___ Data for processing ___

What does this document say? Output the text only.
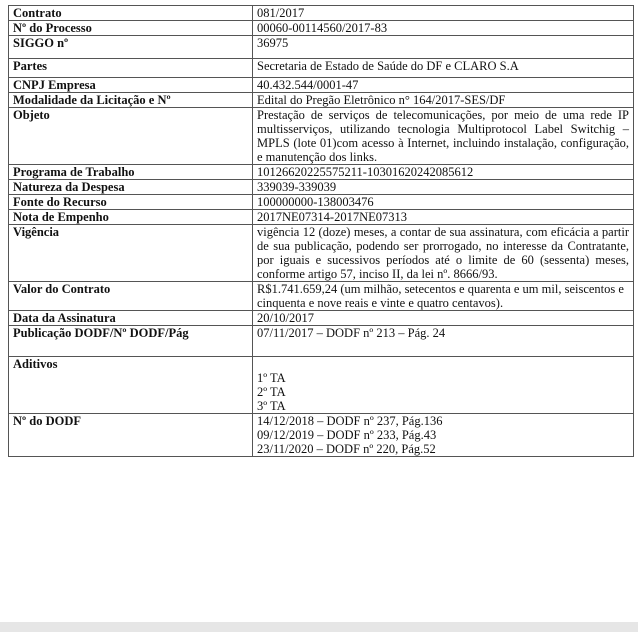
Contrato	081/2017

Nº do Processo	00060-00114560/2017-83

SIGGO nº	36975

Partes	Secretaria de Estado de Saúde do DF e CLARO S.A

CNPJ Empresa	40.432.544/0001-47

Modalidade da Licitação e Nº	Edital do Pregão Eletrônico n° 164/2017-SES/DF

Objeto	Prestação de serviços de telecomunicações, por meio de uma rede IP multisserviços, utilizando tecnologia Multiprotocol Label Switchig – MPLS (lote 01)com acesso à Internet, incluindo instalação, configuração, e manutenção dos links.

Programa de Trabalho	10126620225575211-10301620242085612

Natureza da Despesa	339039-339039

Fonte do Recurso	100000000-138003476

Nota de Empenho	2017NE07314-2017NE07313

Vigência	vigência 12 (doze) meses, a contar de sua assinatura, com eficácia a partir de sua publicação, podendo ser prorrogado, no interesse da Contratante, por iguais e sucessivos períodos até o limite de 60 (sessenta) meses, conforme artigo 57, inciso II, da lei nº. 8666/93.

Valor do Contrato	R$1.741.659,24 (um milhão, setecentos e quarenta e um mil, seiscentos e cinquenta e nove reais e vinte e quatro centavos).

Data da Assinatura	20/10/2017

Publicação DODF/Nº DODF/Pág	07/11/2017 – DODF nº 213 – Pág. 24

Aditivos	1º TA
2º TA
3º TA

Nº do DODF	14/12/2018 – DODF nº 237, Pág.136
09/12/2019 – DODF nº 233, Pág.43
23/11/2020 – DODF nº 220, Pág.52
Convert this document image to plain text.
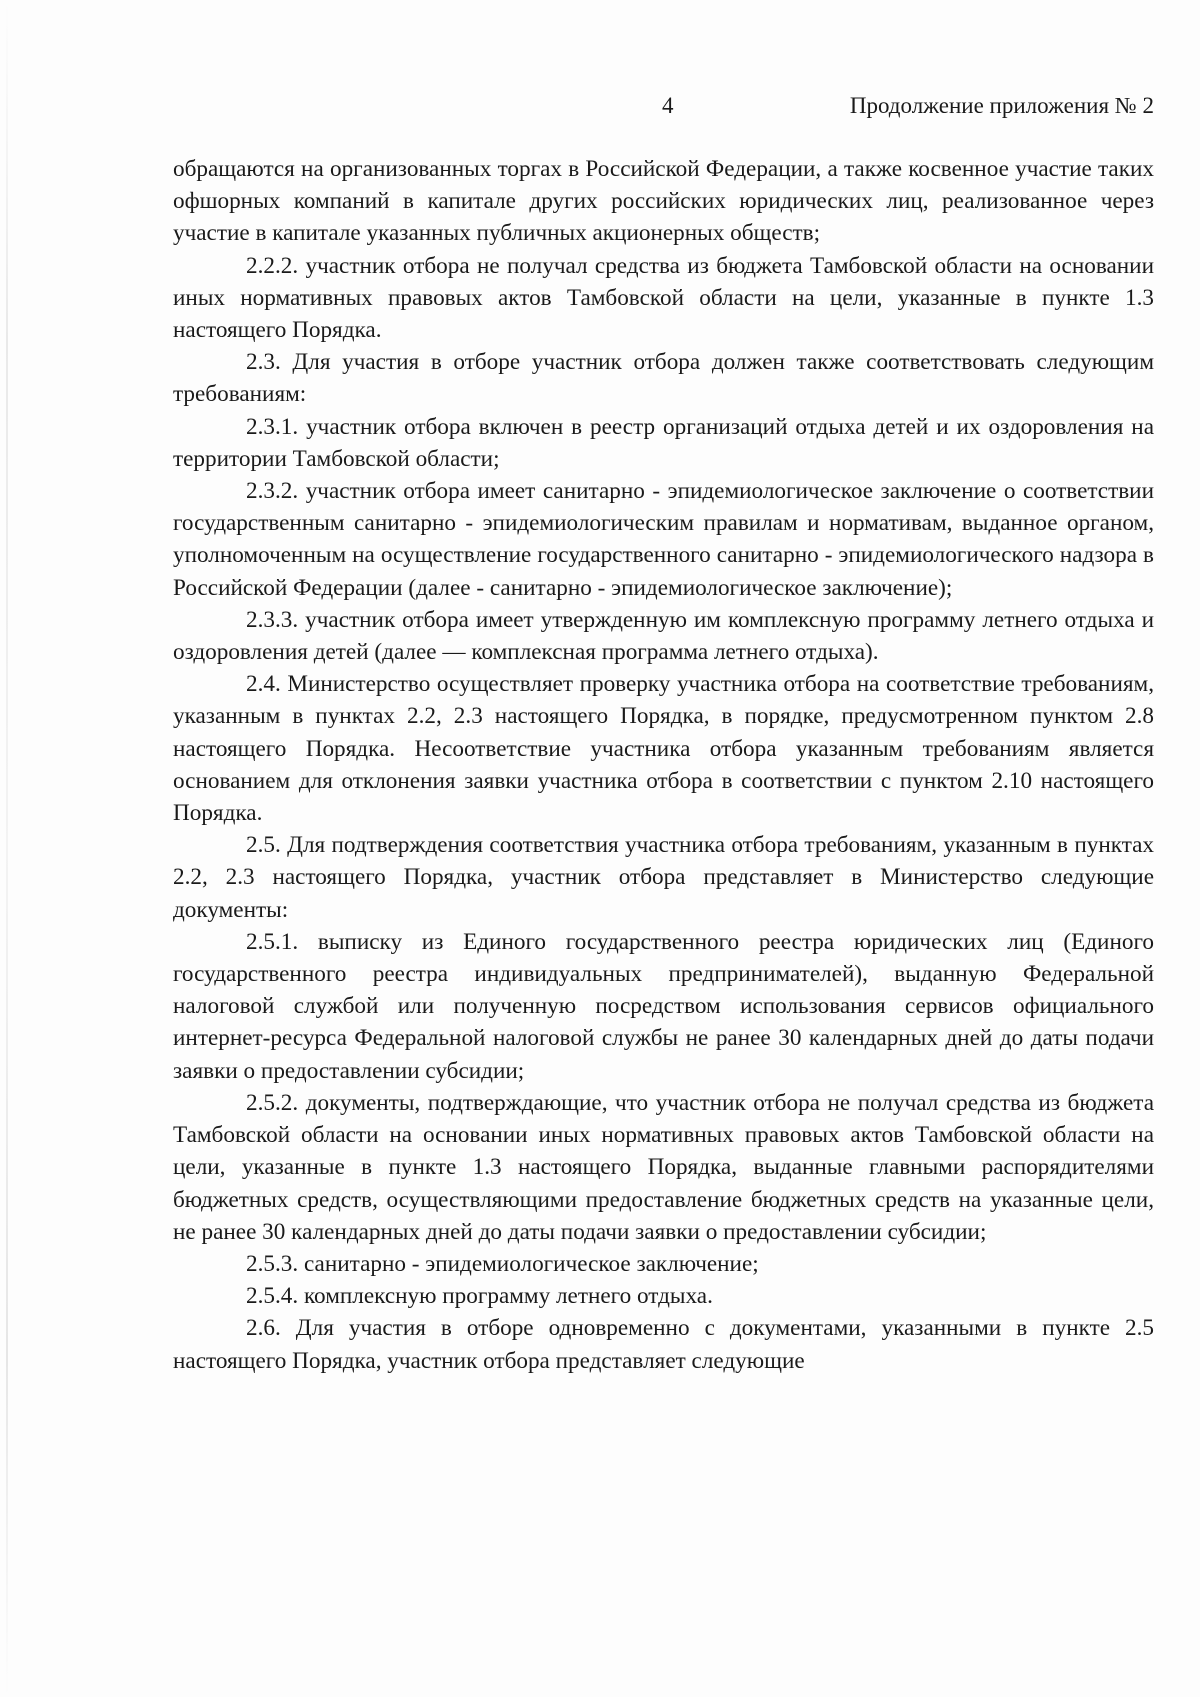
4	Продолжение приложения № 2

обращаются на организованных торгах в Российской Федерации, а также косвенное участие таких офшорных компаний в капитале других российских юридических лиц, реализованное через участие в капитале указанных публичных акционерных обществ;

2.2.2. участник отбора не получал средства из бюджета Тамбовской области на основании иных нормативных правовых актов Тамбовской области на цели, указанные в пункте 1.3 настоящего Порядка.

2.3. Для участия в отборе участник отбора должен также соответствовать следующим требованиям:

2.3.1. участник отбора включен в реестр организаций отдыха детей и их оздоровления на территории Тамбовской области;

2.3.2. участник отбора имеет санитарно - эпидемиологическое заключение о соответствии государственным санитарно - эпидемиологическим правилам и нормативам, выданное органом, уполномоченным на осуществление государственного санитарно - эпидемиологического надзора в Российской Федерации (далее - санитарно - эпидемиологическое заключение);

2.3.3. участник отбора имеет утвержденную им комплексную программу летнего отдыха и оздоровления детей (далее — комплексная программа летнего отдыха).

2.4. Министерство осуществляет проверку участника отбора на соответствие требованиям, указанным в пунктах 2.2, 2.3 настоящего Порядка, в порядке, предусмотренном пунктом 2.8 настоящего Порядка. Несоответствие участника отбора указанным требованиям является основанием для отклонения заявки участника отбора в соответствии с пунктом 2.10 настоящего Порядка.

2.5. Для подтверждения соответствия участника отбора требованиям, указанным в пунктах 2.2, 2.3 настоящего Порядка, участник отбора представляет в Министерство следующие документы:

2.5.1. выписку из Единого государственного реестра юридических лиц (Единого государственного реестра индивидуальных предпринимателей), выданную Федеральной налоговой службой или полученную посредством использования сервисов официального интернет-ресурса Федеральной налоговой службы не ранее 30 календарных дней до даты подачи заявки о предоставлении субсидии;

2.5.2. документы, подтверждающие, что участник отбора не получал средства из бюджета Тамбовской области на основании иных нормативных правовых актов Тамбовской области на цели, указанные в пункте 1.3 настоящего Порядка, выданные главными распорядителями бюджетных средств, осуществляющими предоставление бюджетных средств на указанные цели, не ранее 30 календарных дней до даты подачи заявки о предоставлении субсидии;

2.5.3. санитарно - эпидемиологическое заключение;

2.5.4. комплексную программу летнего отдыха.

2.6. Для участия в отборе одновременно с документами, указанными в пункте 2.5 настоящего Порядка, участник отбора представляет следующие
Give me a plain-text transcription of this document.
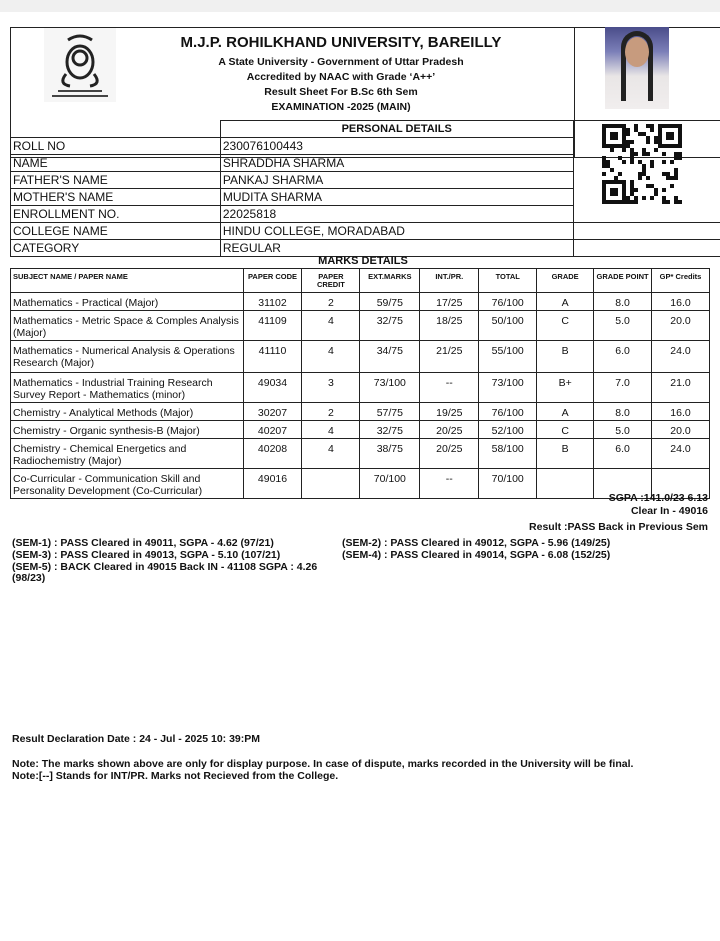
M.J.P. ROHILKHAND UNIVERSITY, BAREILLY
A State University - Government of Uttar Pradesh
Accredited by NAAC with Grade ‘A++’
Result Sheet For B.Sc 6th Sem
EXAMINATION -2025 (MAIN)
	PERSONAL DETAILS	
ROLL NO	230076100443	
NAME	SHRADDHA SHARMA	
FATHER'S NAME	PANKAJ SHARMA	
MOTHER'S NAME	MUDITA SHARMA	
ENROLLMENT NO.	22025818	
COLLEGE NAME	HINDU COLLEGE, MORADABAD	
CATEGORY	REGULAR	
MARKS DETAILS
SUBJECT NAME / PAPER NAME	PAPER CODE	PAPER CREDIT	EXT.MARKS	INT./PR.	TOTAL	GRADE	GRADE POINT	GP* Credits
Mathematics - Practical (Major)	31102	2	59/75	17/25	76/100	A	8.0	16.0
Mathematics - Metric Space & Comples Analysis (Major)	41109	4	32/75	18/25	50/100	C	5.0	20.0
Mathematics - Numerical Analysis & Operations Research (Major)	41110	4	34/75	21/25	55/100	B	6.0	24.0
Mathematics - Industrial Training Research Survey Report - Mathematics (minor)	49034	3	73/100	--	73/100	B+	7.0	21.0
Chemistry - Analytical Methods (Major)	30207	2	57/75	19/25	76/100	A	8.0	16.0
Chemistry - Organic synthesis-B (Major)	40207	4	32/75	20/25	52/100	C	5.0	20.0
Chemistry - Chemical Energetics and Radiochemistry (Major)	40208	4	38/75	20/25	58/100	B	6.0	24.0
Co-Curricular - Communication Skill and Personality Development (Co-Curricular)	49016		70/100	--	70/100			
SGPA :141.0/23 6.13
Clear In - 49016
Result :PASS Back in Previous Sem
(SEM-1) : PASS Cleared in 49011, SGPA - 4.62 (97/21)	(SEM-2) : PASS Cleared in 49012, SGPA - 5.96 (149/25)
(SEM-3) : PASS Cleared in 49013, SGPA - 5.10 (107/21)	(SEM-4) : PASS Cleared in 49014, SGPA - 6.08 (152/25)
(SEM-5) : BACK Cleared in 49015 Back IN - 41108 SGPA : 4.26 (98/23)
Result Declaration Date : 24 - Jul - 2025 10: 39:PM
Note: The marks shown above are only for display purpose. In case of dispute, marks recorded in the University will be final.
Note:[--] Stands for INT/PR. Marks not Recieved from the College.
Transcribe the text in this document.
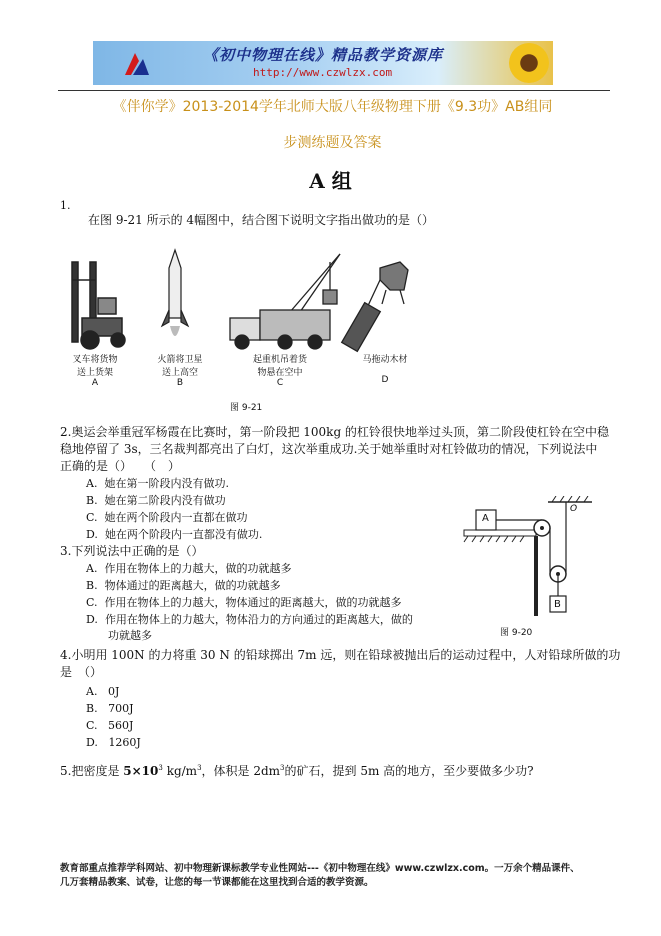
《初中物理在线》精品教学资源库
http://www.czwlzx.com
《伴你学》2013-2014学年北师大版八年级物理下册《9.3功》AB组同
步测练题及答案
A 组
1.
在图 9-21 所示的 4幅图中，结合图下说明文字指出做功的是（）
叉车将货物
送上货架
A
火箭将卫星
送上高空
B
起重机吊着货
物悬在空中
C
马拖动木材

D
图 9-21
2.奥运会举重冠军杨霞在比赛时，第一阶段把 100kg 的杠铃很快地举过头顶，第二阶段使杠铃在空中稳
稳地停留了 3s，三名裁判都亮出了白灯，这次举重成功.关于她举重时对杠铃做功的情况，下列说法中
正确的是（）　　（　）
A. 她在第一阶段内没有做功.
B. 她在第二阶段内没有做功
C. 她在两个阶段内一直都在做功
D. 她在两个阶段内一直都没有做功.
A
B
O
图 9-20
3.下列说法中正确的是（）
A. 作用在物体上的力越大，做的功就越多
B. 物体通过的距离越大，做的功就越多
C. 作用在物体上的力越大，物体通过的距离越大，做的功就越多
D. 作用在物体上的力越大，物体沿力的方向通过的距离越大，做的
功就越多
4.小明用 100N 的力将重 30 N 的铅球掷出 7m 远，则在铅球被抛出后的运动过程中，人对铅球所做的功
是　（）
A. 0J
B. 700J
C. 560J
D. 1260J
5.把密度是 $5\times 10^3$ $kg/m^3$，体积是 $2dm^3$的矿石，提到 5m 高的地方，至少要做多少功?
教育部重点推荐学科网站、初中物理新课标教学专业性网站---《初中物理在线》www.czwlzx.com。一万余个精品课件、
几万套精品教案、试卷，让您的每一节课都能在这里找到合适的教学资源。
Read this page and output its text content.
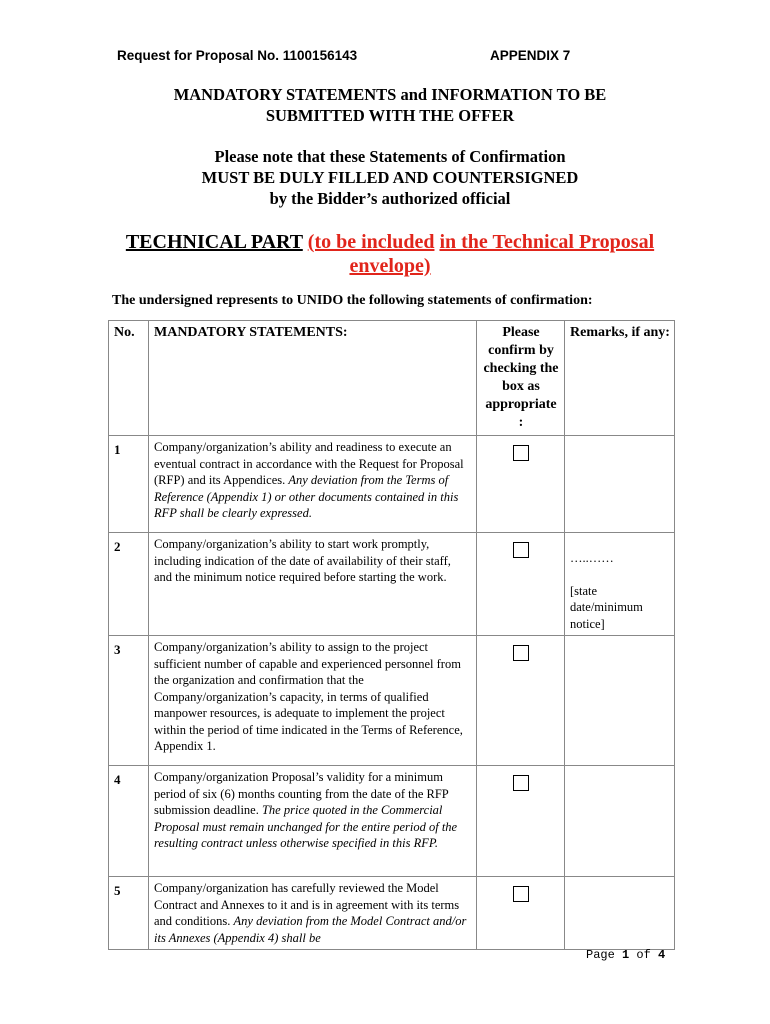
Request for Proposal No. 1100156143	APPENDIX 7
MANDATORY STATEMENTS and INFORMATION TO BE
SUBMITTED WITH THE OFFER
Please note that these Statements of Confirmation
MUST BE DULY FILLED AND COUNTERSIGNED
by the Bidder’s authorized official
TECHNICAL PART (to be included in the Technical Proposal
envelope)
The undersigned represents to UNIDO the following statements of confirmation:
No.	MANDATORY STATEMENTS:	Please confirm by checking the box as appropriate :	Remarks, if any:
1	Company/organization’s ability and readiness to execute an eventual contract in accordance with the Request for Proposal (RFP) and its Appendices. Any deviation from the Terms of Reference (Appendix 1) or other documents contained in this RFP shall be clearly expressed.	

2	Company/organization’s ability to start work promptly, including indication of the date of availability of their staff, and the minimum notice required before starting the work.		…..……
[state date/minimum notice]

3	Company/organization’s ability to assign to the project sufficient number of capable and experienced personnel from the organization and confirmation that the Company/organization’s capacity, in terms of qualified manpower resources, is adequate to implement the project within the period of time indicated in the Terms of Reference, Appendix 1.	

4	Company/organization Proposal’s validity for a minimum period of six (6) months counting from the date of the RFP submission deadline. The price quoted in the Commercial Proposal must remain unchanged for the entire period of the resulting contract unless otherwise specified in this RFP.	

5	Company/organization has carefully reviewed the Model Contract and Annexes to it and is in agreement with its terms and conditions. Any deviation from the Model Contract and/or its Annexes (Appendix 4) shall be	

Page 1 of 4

___

(Objective)
Find the lines above that include the string "актов" and copy them.

(Task output)
2.2.2. участник отбора не получал средства из бюджета Тамбовской области на основании иных нормативных правовых актов Тамбовской области на цели, указанные в пункте 1.3 настоящего Порядка.
2.5.2. документы, подтверждающие, что участник отбора не получал средства из бюджета Тамбовской области на основании иных нормативных правовых актов Тамбовской области на цели, указанные в пункте 1.3 настоящего Порядка, выданные главными распорядителями бюджетных средств, осуществляющими предоставление бюджетных средств на указанные цели, не ранее 30 календарных дней до даты подачи заявки о предоставлении субсидии;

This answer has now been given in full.